* [Task instructions] Read through the entries below and return each line with the word "this".

* [Raw records]
==================================================
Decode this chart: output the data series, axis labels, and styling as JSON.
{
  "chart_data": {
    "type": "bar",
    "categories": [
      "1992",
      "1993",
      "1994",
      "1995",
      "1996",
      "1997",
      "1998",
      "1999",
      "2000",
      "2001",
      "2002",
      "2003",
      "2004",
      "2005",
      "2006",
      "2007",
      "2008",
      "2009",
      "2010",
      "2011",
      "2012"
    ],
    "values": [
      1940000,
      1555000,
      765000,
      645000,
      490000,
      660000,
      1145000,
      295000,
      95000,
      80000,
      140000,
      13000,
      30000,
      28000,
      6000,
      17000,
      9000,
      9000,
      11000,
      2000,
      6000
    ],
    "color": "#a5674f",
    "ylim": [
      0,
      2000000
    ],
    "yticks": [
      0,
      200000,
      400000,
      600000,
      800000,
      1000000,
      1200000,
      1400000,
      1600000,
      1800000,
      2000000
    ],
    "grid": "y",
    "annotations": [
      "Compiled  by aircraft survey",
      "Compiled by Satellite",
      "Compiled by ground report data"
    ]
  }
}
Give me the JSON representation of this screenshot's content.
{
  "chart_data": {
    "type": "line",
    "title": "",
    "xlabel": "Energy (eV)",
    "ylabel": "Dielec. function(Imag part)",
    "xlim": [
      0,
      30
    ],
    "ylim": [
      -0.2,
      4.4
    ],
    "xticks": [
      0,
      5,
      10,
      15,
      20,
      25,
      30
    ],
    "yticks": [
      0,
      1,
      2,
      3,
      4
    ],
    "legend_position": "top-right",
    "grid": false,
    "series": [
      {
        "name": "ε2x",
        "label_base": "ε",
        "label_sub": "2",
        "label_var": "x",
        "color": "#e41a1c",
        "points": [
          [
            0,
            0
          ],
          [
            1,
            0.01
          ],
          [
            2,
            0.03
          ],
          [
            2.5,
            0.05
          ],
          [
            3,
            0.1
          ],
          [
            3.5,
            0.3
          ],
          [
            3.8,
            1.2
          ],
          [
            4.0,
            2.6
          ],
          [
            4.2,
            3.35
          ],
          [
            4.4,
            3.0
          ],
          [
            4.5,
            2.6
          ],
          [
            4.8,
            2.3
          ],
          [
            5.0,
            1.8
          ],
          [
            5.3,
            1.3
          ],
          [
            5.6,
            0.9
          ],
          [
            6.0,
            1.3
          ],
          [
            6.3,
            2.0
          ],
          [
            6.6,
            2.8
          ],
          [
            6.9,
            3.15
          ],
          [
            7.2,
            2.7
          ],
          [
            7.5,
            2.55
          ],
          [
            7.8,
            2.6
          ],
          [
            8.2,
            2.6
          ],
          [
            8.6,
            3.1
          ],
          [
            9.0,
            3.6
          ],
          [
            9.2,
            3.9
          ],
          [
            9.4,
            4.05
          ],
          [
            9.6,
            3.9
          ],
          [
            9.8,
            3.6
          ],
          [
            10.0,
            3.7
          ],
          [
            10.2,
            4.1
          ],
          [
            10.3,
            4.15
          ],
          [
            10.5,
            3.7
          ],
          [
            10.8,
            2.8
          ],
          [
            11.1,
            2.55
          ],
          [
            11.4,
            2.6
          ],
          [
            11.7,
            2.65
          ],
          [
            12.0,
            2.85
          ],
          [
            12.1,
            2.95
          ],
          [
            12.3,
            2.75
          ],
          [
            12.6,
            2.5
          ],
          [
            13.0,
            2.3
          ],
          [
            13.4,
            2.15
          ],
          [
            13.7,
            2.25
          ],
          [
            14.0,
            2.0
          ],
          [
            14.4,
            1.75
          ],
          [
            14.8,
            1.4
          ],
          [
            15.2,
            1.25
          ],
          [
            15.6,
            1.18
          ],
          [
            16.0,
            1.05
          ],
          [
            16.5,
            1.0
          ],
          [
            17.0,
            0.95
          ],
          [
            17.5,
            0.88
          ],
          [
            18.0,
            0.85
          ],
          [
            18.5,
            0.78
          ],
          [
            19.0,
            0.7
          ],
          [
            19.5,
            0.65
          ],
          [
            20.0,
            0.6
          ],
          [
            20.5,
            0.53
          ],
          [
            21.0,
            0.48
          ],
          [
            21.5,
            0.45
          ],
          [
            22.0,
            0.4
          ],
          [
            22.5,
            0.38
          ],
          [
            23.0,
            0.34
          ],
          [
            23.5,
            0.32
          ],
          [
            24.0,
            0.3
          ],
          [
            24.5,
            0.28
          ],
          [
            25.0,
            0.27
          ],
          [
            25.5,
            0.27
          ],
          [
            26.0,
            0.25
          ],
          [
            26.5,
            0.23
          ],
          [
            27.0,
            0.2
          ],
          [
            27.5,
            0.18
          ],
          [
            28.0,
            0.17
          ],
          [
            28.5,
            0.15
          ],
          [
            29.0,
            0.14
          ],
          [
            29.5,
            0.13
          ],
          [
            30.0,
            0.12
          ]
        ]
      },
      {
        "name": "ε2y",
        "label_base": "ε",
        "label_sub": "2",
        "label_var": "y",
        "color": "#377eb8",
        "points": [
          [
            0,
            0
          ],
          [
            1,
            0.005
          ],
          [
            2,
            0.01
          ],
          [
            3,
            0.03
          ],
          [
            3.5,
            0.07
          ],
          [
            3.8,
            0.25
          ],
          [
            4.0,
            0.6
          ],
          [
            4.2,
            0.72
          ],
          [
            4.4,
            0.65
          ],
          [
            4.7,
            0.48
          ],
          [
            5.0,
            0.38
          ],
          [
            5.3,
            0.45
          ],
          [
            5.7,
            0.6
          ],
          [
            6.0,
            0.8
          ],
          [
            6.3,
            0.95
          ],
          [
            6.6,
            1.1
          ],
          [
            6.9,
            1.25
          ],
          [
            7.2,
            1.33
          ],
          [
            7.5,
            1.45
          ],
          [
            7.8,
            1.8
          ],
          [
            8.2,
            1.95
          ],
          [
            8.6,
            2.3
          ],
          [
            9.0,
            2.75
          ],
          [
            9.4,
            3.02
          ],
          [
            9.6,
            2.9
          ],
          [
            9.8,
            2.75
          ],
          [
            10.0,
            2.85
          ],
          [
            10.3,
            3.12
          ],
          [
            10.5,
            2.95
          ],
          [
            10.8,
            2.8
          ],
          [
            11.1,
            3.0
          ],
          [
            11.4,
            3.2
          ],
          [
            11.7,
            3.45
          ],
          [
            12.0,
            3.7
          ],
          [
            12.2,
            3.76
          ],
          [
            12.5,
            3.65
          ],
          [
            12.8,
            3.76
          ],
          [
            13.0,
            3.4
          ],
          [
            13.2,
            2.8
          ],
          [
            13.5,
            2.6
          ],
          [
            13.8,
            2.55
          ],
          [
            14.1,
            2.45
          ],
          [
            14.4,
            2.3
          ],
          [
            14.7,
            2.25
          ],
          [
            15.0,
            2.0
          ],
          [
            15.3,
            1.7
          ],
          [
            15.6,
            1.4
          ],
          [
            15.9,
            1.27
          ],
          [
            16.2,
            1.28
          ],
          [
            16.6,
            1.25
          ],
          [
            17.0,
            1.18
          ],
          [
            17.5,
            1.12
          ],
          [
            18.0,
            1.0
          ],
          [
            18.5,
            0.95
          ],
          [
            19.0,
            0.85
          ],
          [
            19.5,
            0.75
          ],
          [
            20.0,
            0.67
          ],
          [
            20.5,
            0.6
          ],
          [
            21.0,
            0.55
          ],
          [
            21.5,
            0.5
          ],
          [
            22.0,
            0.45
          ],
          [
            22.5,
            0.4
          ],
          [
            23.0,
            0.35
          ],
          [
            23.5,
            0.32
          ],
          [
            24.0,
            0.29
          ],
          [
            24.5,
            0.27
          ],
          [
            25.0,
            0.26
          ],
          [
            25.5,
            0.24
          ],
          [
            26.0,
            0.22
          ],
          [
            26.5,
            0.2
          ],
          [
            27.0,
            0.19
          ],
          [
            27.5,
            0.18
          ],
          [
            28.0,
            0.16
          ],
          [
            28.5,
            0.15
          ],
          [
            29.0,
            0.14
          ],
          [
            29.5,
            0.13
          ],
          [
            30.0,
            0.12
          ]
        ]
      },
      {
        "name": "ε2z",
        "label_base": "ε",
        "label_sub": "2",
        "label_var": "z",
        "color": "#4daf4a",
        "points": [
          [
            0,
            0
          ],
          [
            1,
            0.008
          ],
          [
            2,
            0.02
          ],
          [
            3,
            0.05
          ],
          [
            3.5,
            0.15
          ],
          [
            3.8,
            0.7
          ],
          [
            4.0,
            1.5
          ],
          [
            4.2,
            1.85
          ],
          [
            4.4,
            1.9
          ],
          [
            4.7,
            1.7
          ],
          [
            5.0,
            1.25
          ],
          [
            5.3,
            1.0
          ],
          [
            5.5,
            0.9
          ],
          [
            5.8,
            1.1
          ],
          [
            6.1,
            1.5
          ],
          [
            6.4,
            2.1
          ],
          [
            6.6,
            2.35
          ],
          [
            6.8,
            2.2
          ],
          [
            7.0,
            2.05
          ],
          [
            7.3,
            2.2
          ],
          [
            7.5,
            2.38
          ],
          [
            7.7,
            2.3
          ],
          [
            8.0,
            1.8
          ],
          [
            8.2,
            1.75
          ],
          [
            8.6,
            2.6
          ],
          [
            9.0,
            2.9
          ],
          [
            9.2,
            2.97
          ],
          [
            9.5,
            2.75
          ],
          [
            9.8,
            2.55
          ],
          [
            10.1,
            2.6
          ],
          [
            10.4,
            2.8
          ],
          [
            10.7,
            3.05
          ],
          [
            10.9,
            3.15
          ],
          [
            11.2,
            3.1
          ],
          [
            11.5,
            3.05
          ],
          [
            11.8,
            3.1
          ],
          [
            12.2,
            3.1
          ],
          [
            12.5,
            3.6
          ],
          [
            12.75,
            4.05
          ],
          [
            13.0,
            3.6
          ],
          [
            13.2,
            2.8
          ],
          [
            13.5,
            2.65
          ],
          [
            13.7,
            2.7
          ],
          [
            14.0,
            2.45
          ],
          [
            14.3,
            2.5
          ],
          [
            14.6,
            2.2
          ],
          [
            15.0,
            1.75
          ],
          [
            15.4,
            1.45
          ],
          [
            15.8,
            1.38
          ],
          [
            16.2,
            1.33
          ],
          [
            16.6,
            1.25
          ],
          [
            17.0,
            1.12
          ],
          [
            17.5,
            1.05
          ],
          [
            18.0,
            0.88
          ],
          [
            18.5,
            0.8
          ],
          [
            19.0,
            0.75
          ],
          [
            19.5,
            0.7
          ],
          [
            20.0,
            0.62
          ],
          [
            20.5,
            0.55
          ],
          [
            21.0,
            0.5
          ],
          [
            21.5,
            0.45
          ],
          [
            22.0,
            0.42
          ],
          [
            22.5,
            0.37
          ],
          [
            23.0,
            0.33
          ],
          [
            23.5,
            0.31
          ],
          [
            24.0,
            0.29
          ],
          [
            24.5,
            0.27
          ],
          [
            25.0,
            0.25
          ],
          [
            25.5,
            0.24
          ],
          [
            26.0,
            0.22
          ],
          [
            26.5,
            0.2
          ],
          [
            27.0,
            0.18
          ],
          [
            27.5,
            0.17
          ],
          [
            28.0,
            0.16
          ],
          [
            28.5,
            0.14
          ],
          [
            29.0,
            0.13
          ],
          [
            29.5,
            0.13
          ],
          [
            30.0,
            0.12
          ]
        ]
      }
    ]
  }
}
==================================================
* [Completed task]
Decode this chart: output the data series, axis labels, and styling as JSON.
Give me the JSON representation of this screenshot's content.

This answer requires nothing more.